Restate the data below word for word. Skip any images it contains.
-- begin Listed records --
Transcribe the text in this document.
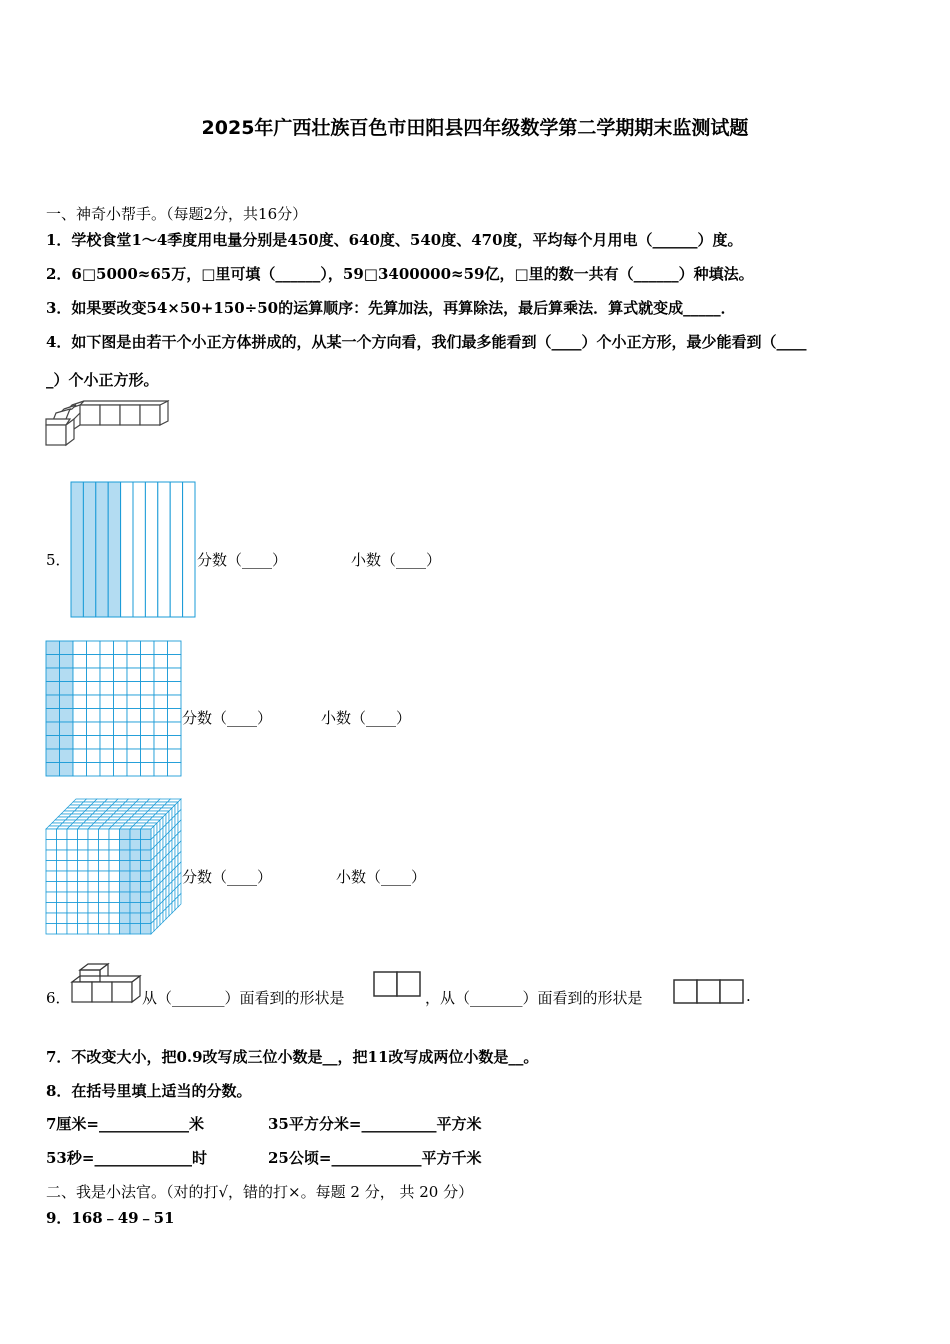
2025年广西壮族百色市田阳县四年级数学第二学期期末监测试题
一、神奇小帮手。（每题2分，共16分）
1．学校食堂1～4季度用电量分别是450度、640度、540度、470度，平均每个月用电（______）度。
2．6□5000≈65万，□里可填（______），59□3400000≈59亿，□里的数一共有（______）种填法。
3．如果要改变54×50+150÷50的运算顺序：先算加法，再算除法，最后算乘法．算式就变成_____．
4．如下图是由若干个小正方体拼成的，从某一个方向看，我们最多能看到（____）个小正方形，最少能看到（____
_）个小正方形。
5．	分数（____）	小数（____）
分数（____）	小数（____）
分数（____）	小数（____）
6．	从（_______）面看到的形状是	，从（_______）面看到的形状是	.
7．不改变大小，把0.9改写成三位小数是__，把11改写成两位小数是__。
8．在括号里填上适当的分数。
7厘米=____________米	35平方分米=__________平方米
53秒=_____________时	25公顷=____________平方千米
二、我是小法官。（对的打√，错的打×。每题 2 分， 共 20 分）
9．168﹣49﹣51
-- end Listed records --
> [Correct result]:
Transcribe the text in this document.
2025年广西壮族百色市田阳县四年级数学第二学期期末监测试题
一、神奇小帮手。（每题2分，共16分）
1．学校食堂1～4季度用电量分别是450度、640度、540度、470度，平均每个月用电（______）度。
2．6□5000≈65万，□里可填（______），59□3400000≈59亿，□里的数一共有（______）种填法。
3．如果要改变54×50+150÷50的运算顺序：先算加法，再算除法，最后算乘法．算式就变成_____．
4．如下图是由若干个小正方体拼成的，从某一个方向看，我们最多能看到（____）个小正方形，最少能看到（____
_）个小正方形。
5．	分数（____）	小数（____）
分数（____）	小数（____）
分数（____）	小数（____）
6．	从（_______）面看到的形状是	，从（_______）面看到的形状是	.
7．不改变大小，把0.9改写成三位小数是__，把11改写成两位小数是__。
8．在括号里填上适当的分数。
7厘米=____________米	35平方分米=__________平方米
53秒=_____________时	25公顷=____________平方千米
二、我是小法官。（对的打√，错的打×。每题 2 分， 共 20 分）
9．168﹣49﹣51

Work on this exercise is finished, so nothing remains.